## Provided entries
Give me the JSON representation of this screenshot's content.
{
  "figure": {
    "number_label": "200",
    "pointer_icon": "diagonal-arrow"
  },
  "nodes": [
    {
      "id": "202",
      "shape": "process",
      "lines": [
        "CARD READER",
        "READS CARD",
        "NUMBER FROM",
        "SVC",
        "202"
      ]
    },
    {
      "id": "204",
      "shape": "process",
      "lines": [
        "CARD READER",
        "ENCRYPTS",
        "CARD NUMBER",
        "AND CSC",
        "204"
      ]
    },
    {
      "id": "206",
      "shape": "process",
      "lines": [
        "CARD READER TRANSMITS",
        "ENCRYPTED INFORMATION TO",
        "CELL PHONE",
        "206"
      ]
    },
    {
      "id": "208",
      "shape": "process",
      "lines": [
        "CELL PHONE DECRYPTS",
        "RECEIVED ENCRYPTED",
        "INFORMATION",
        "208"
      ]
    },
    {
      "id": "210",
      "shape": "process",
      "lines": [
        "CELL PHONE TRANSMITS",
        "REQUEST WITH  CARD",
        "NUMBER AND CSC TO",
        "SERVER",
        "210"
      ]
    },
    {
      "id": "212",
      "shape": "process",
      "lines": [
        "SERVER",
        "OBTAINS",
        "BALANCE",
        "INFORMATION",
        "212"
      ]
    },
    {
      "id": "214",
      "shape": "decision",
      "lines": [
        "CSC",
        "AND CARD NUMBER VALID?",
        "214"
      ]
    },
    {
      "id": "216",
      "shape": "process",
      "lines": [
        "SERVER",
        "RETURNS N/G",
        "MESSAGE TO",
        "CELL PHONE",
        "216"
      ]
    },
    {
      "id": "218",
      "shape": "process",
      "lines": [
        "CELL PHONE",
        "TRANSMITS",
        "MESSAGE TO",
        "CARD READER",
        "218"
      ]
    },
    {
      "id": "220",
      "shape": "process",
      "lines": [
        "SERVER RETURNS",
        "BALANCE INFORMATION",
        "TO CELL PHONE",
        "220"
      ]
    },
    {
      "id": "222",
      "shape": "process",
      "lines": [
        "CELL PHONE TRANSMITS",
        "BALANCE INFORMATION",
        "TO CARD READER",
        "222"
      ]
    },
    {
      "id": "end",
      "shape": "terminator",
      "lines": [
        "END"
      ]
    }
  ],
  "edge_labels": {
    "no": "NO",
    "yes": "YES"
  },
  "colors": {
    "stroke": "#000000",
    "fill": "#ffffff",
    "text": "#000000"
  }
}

## Exercise aim
Your task is to output the full set of records exactly as presented.

## Correct response
Give me the JSON representation of this screenshot's content.
{
  "figure": {
    "number_label": "200",
    "pointer_icon": "diagonal-arrow"
  },
  "nodes": [
    {
      "id": "202",
      "shape": "process",
      "lines": [
        "CARD READER",
        "READS CARD",
        "NUMBER FROM",
        "SVC",
        "202"
      ]
    },
    {
      "id": "204",
      "shape": "process",
      "lines": [
        "CARD READER",
        "ENCRYPTS",
        "CARD NUMBER",
        "AND CSC",
        "204"
      ]
    },
    {
      "id": "206",
      "shape": "process",
      "lines": [
        "CARD READER TRANSMITS",
        "ENCRYPTED INFORMATION TO",
        "CELL PHONE",
        "206"
      ]
    },
    {
      "id": "208",
      "shape": "process",
      "lines": [
        "CELL PHONE DECRYPTS",
        "RECEIVED ENCRYPTED",
        "INFORMATION",
        "208"
      ]
    },
    {
      "id": "210",
      "shape": "process",
      "lines": [
        "CELL PHONE TRANSMITS",
        "REQUEST WITH  CARD",
        "NUMBER AND CSC TO",
        "SERVER",
        "210"
      ]
    },
    {
      "id": "212",
      "shape": "process",
      "lines": [
        "SERVER",
        "OBTAINS",
        "BALANCE",
        "INFORMATION",
        "212"
      ]
    },
    {
      "id": "214",
      "shape": "decision",
      "lines": [
        "CSC",
        "AND CARD NUMBER VALID?",
        "214"
      ]
    },
    {
      "id": "216",
      "shape": "process",
      "lines": [
        "SERVER",
        "RETURNS N/G",
        "MESSAGE TO",
        "CELL PHONE",
        "216"
      ]
    },
    {
      "id": "218",
      "shape": "process",
      "lines": [
        "CELL PHONE",
        "TRANSMITS",
        "MESSAGE TO",
        "CARD READER",
        "218"
      ]
    },
    {
      "id": "220",
      "shape": "process",
      "lines": [
        "SERVER RETURNS",
        "BALANCE INFORMATION",
        "TO CELL PHONE",
        "220"
      ]
    },
    {
      "id": "222",
      "shape": "process",
      "lines": [
        "CELL PHONE TRANSMITS",
        "BALANCE INFORMATION",
        "TO CARD READER",
        "222"
      ]
    },
    {
      "id": "end",
      "shape": "terminator",
      "lines": [
        "END"
      ]
    }
  ],
  "edge_labels": {
    "no": "NO",
    "yes": "YES"
  },
  "colors": {
    "stroke": "#000000",
    "fill": "#ffffff",
    "text": "#000000"
  }
}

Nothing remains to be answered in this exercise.